**Instruction A:** In the Keras regression notebook, what transformation was applied to the electric range variable?

* start Document extract *

># **Multi-Layer Perceptron for Regression using Keras**
>
>
>The dataframe used in this notebook originates from the preprocessing steps performed in the `"1_4b-preprocessing-feature-engineering-and-preprocessing-for-predictive-models.ipynb"` notebook, along with some additional steps taken directly before running the Gradient Boosting Regressor (feature-target split, Winsorization to deal with outliers, logarithmic transformation of the electric range variable, and train-test split).
>The final refinement of the selected variables is carried out here to meet the specific requirements of the models being developed, based on insights from the aforementioned notebook.

In [None]:
# Importing Required Libraries
import numpy as np
import matplotlib.pyplot as plt
import json
import joblib
import os
import tensorflow as tf
from tensorflow import keras
from tensorflow.keras.models import Sequential, load_model
from tensorflow.keras.layers import Dense, Dropout
from tensorflow.keras.callbacks import EarlyStopping, ModelCheckpoint
from sklearn.model_selection import train_test_split
from sklearn.preprocessing import StandardScaler
from sklearn.metrics import mean_absolute_error, mean_squared_error, r2_score

  from .autonotebook import tqdm as notebook_tqdm


In [2]:
# Load datasets
x_train, x_test, y_train, y_test = joblib.load("train_test_split.pkl")

* end Document extract *
* start Source records *

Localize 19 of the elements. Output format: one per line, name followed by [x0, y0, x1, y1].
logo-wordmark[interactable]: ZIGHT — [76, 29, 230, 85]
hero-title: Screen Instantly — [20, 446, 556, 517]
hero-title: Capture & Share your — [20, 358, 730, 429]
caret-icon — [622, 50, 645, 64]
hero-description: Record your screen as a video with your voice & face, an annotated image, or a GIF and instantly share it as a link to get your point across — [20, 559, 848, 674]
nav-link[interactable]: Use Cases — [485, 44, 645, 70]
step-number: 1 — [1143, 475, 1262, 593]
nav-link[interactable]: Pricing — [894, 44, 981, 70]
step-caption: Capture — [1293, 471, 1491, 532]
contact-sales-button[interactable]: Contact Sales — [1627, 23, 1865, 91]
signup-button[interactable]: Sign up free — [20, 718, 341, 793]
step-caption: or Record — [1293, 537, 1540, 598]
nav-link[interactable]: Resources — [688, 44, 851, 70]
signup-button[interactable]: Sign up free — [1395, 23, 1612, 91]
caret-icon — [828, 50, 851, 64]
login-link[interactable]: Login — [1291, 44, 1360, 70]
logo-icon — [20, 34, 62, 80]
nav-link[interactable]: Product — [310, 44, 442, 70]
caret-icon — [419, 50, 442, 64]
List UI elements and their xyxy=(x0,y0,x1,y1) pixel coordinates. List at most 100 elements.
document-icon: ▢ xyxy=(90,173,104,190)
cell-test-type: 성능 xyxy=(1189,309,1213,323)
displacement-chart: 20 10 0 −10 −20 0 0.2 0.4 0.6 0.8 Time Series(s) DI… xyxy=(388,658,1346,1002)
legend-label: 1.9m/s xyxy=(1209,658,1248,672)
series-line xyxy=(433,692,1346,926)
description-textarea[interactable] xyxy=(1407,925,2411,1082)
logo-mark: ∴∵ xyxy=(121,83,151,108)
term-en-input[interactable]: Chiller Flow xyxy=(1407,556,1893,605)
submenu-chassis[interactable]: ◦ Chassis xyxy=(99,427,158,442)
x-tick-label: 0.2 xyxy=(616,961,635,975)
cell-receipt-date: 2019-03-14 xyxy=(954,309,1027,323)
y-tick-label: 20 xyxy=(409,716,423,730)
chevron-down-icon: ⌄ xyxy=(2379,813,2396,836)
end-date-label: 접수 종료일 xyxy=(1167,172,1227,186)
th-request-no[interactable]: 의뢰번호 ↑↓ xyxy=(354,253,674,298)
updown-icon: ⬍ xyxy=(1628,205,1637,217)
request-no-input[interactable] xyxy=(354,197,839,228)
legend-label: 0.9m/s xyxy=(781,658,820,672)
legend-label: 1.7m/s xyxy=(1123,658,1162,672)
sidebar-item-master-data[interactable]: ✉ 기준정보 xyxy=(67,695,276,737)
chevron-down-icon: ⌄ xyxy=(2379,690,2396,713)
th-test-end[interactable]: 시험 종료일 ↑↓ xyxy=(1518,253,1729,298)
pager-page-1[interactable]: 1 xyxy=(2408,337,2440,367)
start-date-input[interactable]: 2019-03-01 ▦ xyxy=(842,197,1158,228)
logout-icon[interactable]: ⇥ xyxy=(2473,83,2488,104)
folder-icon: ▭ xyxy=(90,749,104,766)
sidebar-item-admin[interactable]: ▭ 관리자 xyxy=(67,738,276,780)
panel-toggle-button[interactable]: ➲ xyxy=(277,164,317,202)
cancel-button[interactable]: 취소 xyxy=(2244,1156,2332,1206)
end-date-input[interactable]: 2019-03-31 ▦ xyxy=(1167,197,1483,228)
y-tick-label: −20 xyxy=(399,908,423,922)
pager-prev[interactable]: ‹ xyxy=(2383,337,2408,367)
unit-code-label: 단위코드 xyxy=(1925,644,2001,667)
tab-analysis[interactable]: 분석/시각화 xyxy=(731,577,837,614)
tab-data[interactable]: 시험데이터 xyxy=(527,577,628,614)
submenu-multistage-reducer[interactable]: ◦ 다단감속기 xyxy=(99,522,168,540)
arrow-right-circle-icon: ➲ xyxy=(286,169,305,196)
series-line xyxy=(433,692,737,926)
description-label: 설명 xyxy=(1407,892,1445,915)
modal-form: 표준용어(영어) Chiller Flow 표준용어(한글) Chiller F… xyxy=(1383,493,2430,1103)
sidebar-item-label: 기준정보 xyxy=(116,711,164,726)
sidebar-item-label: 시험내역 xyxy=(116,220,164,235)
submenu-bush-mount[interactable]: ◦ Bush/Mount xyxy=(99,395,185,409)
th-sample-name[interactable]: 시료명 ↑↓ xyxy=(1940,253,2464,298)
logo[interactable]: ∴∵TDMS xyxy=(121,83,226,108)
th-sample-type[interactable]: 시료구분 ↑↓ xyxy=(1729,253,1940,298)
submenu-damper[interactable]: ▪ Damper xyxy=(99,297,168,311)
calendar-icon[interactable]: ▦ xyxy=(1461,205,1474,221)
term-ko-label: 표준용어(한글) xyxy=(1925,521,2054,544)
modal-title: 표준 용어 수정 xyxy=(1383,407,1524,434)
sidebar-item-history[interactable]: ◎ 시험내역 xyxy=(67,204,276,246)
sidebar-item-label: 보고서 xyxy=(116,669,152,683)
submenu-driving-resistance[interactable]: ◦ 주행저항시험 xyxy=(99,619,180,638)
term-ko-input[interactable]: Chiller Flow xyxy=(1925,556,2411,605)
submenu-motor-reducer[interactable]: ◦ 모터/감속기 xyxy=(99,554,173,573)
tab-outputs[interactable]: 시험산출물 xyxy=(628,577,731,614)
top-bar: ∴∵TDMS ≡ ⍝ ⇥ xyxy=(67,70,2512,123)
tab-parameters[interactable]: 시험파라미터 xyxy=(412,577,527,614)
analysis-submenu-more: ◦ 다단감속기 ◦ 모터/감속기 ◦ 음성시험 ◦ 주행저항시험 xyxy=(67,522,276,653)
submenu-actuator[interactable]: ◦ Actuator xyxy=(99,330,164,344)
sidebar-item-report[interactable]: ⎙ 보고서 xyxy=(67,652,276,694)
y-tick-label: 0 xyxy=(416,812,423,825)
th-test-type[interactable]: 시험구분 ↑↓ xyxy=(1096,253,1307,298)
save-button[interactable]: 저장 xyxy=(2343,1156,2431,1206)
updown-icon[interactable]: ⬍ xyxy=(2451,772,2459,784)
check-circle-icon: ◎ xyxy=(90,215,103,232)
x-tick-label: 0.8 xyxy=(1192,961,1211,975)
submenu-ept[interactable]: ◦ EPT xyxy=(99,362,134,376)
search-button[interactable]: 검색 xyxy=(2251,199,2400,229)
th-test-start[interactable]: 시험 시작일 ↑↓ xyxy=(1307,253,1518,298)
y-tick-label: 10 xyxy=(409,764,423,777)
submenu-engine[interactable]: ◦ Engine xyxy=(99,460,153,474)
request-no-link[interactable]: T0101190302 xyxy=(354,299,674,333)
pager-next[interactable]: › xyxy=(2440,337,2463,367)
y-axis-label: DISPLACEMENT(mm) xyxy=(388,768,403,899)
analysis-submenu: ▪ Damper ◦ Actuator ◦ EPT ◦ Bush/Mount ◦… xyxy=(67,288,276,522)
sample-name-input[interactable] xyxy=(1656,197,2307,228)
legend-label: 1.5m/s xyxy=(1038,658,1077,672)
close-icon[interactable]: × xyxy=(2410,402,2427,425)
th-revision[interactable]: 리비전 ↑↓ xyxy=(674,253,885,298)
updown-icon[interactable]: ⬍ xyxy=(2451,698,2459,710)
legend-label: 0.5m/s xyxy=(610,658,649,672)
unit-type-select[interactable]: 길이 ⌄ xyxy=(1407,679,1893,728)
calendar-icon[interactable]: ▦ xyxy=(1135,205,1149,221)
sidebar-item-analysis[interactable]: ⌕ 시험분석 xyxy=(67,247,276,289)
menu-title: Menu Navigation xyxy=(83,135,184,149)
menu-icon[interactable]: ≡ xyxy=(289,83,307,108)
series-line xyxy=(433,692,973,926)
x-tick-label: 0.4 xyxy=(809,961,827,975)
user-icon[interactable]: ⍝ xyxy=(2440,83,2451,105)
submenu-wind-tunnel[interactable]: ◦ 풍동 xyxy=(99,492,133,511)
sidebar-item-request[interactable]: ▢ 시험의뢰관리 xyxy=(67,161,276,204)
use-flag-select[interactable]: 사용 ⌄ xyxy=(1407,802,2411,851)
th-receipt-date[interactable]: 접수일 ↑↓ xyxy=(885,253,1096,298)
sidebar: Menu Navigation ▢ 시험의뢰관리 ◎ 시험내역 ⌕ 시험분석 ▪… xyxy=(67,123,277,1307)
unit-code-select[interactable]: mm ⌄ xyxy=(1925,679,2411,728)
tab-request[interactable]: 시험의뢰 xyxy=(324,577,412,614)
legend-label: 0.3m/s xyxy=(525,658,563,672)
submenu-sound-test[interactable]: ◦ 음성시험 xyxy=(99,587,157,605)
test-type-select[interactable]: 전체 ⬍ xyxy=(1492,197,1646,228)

* end Source records *

**Instruction B:** Give the lines of the records from the first one through the line containing "List UI elements", inclusive, as a Markdown table with the columns Row and Line. Leave out blank lines.

**Expected answer A:** A logarithmic transformation.

**Expected answer B:**
| Row | Line |
|---|---|
| 1 | Localize 19 of the elements. Output format: one per line, name followed by [x0, y0, x1, y1]. |
| 2 | logo-wordmark[interactable]: ZIGHT — [76, 29, 230, 85] |
| 3 | hero-title: Screen Instantly — [20, 446, 556, 517] |
| 4 | hero-title: Capture & Share your — [20, 358, 730, 429] |
| 5 | caret-icon — [622, 50, 645, 64] |
| 6 | hero-description: Record your screen as a video with your voice & face, an annotated image, or a GIF and instantly share it as a link to get your point across — [20, 559, 848, 674] |
| 7 | nav-link[interactable]: Use Cases — [485, 44, 645, 70] |
| 8 | step-number: 1 — [1143, 475, 1262, 593] |
| 9 | nav-link[interactable]: Pricing — [894, 44, 981, 70] |
| 10 | step-caption: Capture — [1293, 471, 1491, 532] |
| 11 | contact-sales-button[interactable]: Contact Sales — [1627, 23, 1865, 91] |
| 12 | signup-button[interactable]: Sign up free — [20, 718, 341, 793] |
| 13 | step-caption: or Record — [1293, 537, 1540, 598] |
| 14 | nav-link[interactable]: Resources — [688, 44, 851, 70] |
| 15 | signup-button[interactable]: Sign up free — [1395, 23, 1612, 91] |
| 16 | caret-icon — [828, 50, 851, 64] |
| 17 | login-link[interactable]: Login — [1291, 44, 1360, 70] |
| 18 | logo-icon — [20, 34, 62, 80] |
| 19 | nav-link[interactable]: Product — [310, 44, 442, 70] |
| 20 | caret-icon — [419, 50, 442, 64] |
| 21 | List UI elements and their xyxy=(x0,y0,x1,y1) pixel coordinates. List at most 100 elements. |